→ What you need to do
Update the data by rewriting it from the first line through the line that contains "timeline-item-production-delivery-date: Production Delivery", with both of those lines included. Replace every "bullet-dot-icon" with "bullet-marker-icon", leave everything else unchanged, and return only those lines.

══ Rows ══

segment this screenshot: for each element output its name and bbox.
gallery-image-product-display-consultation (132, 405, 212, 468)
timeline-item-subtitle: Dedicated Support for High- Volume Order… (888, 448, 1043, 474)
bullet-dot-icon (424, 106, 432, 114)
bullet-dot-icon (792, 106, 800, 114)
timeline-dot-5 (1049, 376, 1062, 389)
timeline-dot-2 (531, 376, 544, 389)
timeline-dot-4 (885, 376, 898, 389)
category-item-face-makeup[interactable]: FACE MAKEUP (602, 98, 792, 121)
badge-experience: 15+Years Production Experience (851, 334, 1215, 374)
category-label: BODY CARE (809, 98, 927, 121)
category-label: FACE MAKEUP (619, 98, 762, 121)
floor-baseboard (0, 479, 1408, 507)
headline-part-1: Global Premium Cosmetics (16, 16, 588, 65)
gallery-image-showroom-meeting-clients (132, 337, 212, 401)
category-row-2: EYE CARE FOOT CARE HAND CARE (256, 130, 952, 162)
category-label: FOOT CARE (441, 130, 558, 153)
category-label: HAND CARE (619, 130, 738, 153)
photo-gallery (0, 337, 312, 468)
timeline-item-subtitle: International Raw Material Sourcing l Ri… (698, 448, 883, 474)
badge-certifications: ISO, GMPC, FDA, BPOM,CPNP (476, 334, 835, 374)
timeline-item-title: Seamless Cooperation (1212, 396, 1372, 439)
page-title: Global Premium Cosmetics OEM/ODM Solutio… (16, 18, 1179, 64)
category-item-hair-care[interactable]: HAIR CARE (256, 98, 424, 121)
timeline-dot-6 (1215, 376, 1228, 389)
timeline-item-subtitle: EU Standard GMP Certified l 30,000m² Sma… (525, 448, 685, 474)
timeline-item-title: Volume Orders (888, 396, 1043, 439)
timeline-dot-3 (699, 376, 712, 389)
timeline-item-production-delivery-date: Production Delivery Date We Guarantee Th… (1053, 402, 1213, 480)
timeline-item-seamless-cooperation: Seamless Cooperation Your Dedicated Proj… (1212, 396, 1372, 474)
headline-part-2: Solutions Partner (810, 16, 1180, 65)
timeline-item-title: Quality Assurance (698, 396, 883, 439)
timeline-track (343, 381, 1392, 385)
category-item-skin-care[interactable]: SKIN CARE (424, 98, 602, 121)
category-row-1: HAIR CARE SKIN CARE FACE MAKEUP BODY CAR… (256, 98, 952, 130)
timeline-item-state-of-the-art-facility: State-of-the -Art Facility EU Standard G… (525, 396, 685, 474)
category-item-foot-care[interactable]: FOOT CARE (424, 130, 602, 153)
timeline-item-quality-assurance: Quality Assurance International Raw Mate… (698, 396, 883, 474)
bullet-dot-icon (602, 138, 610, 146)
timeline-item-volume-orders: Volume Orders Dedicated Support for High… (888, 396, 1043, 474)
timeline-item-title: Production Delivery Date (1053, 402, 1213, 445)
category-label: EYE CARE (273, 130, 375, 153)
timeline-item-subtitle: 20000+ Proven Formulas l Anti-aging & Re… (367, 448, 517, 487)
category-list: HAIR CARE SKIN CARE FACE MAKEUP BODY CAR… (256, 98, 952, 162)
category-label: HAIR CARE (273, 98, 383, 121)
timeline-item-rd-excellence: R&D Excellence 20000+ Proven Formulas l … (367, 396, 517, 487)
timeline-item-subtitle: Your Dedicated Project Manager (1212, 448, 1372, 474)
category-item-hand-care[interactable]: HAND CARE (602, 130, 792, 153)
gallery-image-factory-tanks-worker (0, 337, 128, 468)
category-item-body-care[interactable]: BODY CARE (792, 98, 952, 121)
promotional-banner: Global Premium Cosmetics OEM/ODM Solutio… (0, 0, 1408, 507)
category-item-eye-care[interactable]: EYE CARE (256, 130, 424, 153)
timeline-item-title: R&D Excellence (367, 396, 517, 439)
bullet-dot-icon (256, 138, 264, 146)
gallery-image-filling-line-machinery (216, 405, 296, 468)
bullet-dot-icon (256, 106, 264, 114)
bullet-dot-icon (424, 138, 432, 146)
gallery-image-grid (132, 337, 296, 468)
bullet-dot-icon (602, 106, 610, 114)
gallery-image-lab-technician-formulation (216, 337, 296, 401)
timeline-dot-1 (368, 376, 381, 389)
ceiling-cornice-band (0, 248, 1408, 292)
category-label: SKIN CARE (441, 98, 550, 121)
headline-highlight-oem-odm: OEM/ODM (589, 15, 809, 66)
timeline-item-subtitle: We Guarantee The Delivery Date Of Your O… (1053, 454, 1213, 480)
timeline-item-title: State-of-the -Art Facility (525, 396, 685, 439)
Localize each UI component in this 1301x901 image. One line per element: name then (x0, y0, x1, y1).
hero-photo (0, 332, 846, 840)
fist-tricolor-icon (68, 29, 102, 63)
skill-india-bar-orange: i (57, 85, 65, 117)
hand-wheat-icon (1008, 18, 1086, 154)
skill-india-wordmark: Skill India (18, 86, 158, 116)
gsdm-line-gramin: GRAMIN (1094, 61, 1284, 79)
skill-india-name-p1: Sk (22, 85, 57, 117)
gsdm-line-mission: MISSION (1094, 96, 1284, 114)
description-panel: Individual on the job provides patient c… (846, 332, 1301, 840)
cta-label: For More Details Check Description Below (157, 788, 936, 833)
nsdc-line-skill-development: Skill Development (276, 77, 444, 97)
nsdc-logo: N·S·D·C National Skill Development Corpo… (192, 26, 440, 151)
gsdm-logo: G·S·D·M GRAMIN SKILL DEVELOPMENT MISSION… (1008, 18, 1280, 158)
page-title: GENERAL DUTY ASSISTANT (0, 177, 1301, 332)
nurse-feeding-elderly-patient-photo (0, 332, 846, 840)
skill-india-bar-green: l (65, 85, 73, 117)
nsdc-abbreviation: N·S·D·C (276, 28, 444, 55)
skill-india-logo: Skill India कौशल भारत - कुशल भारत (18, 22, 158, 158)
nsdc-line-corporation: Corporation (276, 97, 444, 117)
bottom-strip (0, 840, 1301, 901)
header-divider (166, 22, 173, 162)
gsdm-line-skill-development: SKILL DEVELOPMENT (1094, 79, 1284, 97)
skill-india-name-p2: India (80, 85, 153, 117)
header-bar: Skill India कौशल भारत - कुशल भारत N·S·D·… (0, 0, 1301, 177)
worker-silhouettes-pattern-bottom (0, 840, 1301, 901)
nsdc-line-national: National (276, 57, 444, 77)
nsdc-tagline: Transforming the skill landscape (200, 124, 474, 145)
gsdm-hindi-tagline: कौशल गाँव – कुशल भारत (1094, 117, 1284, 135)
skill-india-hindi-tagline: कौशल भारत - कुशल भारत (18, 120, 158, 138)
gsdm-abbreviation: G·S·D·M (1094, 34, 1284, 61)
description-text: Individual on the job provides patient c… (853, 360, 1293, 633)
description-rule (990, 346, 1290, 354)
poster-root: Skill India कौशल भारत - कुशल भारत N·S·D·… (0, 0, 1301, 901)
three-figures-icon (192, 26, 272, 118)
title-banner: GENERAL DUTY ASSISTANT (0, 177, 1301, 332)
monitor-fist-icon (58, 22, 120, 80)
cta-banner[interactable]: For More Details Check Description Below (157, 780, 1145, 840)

═══

→ Full response
segment this screenshot: for each element output its name and bbox.
gallery-image-product-display-consultation (132, 405, 212, 468)
timeline-item-subtitle: Dedicated Support for High- Volume Order… (888, 448, 1043, 474)
bullet-marker-icon (424, 106, 432, 114)
bullet-marker-icon (792, 106, 800, 114)
timeline-dot-5 (1049, 376, 1062, 389)
timeline-dot-2 (531, 376, 544, 389)
timeline-dot-4 (885, 376, 898, 389)
category-item-face-makeup[interactable]: FACE MAKEUP (602, 98, 792, 121)
badge-experience: 15+Years Production Experience (851, 334, 1215, 374)
category-label: BODY CARE (809, 98, 927, 121)
category-label: FACE MAKEUP (619, 98, 762, 121)
floor-baseboard (0, 479, 1408, 507)
headline-part-1: Global Premium Cosmetics (16, 16, 588, 65)
gallery-image-showroom-meeting-clients (132, 337, 212, 401)
category-row-2: EYE CARE FOOT CARE HAND CARE (256, 130, 952, 162)
category-label: FOOT CARE (441, 130, 558, 153)
category-label: HAND CARE (619, 130, 738, 153)
photo-gallery (0, 337, 312, 468)
timeline-item-subtitle: International Raw Material Sourcing l Ri… (698, 448, 883, 474)
badge-certifications: ISO, GMPC, FDA, BPOM,CPNP (476, 334, 835, 374)
timeline-item-title: Seamless Cooperation (1212, 396, 1372, 439)
page-title: Global Premium Cosmetics OEM/ODM Solutio… (16, 18, 1179, 64)
category-item-hair-care[interactable]: HAIR CARE (256, 98, 424, 121)
timeline-dot-6 (1215, 376, 1228, 389)
timeline-item-subtitle: EU Standard GMP Certified l 30,000m² Sma… (525, 448, 685, 474)
timeline-item-title: Volume Orders (888, 396, 1043, 439)
timeline-dot-3 (699, 376, 712, 389)
timeline-item-production-delivery-date: Production Delivery Date We Guarantee Th… (1053, 402, 1213, 480)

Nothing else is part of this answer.